- **WHAT TO WORK ON**
Every entry should be repeated exactly. Omit the pictures.
>> start
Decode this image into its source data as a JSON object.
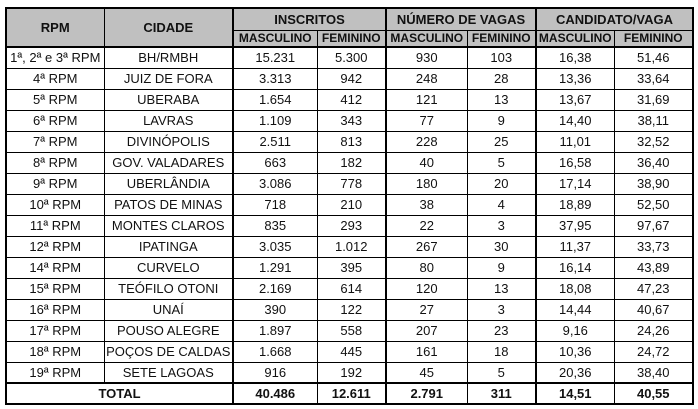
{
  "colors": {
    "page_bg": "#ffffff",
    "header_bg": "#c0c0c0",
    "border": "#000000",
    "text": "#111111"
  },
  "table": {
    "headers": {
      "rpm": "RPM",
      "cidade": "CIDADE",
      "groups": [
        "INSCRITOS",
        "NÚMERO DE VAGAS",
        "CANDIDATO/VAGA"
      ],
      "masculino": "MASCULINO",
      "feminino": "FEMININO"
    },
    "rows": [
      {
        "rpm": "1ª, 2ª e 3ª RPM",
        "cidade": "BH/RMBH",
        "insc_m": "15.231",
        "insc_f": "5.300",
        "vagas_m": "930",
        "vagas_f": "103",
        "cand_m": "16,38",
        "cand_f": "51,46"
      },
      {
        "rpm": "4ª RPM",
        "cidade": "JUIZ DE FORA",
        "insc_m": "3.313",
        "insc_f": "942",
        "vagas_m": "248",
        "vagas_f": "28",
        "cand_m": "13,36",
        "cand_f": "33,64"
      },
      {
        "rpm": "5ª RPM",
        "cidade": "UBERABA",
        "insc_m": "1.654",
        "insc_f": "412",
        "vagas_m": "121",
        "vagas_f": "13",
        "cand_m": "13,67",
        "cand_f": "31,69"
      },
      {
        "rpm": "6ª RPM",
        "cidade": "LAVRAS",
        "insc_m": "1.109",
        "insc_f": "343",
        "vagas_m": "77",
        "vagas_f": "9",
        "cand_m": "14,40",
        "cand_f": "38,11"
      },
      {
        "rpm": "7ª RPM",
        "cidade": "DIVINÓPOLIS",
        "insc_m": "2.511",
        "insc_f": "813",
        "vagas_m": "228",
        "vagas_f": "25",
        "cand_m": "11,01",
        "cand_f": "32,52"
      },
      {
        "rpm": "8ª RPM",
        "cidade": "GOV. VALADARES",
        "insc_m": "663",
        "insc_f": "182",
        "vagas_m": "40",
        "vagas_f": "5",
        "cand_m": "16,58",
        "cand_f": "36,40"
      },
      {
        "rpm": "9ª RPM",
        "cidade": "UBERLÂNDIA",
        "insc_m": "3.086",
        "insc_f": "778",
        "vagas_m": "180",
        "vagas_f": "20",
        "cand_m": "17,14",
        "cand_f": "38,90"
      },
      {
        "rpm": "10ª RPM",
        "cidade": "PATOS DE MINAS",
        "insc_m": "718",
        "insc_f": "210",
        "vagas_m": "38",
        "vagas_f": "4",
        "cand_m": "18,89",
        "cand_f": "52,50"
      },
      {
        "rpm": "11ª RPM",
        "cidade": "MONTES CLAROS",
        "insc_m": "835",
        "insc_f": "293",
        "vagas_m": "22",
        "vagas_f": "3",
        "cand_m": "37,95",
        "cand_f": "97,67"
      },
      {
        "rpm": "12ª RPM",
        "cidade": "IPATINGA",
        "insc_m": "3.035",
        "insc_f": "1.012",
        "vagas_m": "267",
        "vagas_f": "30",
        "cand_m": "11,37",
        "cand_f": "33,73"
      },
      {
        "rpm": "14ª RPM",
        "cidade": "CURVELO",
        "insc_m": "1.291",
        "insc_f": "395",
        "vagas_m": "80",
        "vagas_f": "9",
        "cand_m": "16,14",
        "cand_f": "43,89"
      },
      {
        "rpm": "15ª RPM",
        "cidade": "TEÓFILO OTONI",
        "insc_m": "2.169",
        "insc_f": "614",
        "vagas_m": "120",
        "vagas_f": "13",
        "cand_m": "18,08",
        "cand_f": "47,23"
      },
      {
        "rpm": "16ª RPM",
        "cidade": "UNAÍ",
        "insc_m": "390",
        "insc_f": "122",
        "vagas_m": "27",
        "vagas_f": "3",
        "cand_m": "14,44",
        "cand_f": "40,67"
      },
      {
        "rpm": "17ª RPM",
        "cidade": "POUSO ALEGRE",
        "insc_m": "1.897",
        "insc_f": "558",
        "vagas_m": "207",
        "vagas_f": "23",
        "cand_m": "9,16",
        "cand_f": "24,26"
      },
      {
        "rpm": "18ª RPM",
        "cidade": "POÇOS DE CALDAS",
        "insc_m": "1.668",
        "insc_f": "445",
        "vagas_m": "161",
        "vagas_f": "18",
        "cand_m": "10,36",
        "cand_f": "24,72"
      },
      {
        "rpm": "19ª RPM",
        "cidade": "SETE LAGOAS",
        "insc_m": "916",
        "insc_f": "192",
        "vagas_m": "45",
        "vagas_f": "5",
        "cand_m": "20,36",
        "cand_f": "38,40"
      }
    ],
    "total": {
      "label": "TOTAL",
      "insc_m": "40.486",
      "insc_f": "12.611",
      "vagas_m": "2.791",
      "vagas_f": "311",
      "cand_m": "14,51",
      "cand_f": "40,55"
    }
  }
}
>> end
- **OUTPUT OF THE EXERCISE**
Decode this image into its source data as a JSON object.
{
  "colors": {
    "page_bg": "#ffffff",
    "header_bg": "#c0c0c0",
    "border": "#000000",
    "text": "#111111"
  },
  "table": {
    "headers": {
      "rpm": "RPM",
      "cidade": "CIDADE",
      "groups": [
        "INSCRITOS",
        "NÚMERO DE VAGAS",
        "CANDIDATO/VAGA"
      ],
      "masculino": "MASCULINO",
      "feminino": "FEMININO"
    },
    "rows": [
      {
        "rpm": "1ª, 2ª e 3ª RPM",
        "cidade": "BH/RMBH",
        "insc_m": "15.231",
        "insc_f": "5.300",
        "vagas_m": "930",
        "vagas_f": "103",
        "cand_m": "16,38",
        "cand_f": "51,46"
      },
      {
        "rpm": "4ª RPM",
        "cidade": "JUIZ DE FORA",
        "insc_m": "3.313",
        "insc_f": "942",
        "vagas_m": "248",
        "vagas_f": "28",
        "cand_m": "13,36",
        "cand_f": "33,64"
      },
      {
        "rpm": "5ª RPM",
        "cidade": "UBERABA",
        "insc_m": "1.654",
        "insc_f": "412",
        "vagas_m": "121",
        "vagas_f": "13",
        "cand_m": "13,67",
        "cand_f": "31,69"
      },
      {
        "rpm": "6ª RPM",
        "cidade": "LAVRAS",
        "insc_m": "1.109",
        "insc_f": "343",
        "vagas_m": "77",
        "vagas_f": "9",
        "cand_m": "14,40",
        "cand_f": "38,11"
      },
      {
        "rpm": "7ª RPM",
        "cidade": "DIVINÓPOLIS",
        "insc_m": "2.511",
        "insc_f": "813",
        "vagas_m": "228",
        "vagas_f": "25",
        "cand_m": "11,01",
        "cand_f": "32,52"
      },
      {
        "rpm": "8ª RPM",
        "cidade": "GOV. VALADARES",
        "insc_m": "663",
        "insc_f": "182",
        "vagas_m": "40",
        "vagas_f": "5",
        "cand_m": "16,58",
        "cand_f": "36,40"
      },
      {
        "rpm": "9ª RPM",
        "cidade": "UBERLÂNDIA",
        "insc_m": "3.086",
        "insc_f": "778",
        "vagas_m": "180",
        "vagas_f": "20",
        "cand_m": "17,14",
        "cand_f": "38,90"
      },
      {
        "rpm": "10ª RPM",
        "cidade": "PATOS DE MINAS",
        "insc_m": "718",
        "insc_f": "210",
        "vagas_m": "38",
        "vagas_f": "4",
        "cand_m": "18,89",
        "cand_f": "52,50"
      },
      {
        "rpm": "11ª RPM",
        "cidade": "MONTES CLAROS",
        "insc_m": "835",
        "insc_f": "293",
        "vagas_m": "22",
        "vagas_f": "3",
        "cand_m": "37,95",
        "cand_f": "97,67"
      },
      {
        "rpm": "12ª RPM",
        "cidade": "IPATINGA",
        "insc_m": "3.035",
        "insc_f": "1.012",
        "vagas_m": "267",
        "vagas_f": "30",
        "cand_m": "11,37",
        "cand_f": "33,73"
      },
      {
        "rpm": "14ª RPM",
        "cidade": "CURVELO",
        "insc_m": "1.291",
        "insc_f": "395",
        "vagas_m": "80",
        "vagas_f": "9",
        "cand_m": "16,14",
        "cand_f": "43,89"
      },
      {
        "rpm": "15ª RPM",
        "cidade": "TEÓFILO OTONI",
        "insc_m": "2.169",
        "insc_f": "614",
        "vagas_m": "120",
        "vagas_f": "13",
        "cand_m": "18,08",
        "cand_f": "47,23"
      },
      {
        "rpm": "16ª RPM",
        "cidade": "UNAÍ",
        "insc_m": "390",
        "insc_f": "122",
        "vagas_m": "27",
        "vagas_f": "3",
        "cand_m": "14,44",
        "cand_f": "40,67"
      },
      {
        "rpm": "17ª RPM",
        "cidade": "POUSO ALEGRE",
        "insc_m": "1.897",
        "insc_f": "558",
        "vagas_m": "207",
        "vagas_f": "23",
        "cand_m": "9,16",
        "cand_f": "24,26"
      },
      {
        "rpm": "18ª RPM",
        "cidade": "POÇOS DE CALDAS",
        "insc_m": "1.668",
        "insc_f": "445",
        "vagas_m": "161",
        "vagas_f": "18",
        "cand_m": "10,36",
        "cand_f": "24,72"
      },
      {
        "rpm": "19ª RPM",
        "cidade": "SETE LAGOAS",
        "insc_m": "916",
        "insc_f": "192",
        "vagas_m": "45",
        "vagas_f": "5",
        "cand_m": "20,36",
        "cand_f": "38,40"
      }
    ],
    "total": {
      "label": "TOTAL",
      "insc_m": "40.486",
      "insc_f": "12.611",
      "vagas_m": "2.791",
      "vagas_f": "311",
      "cand_m": "14,51",
      "cand_f": "40,55"
    }
  }
}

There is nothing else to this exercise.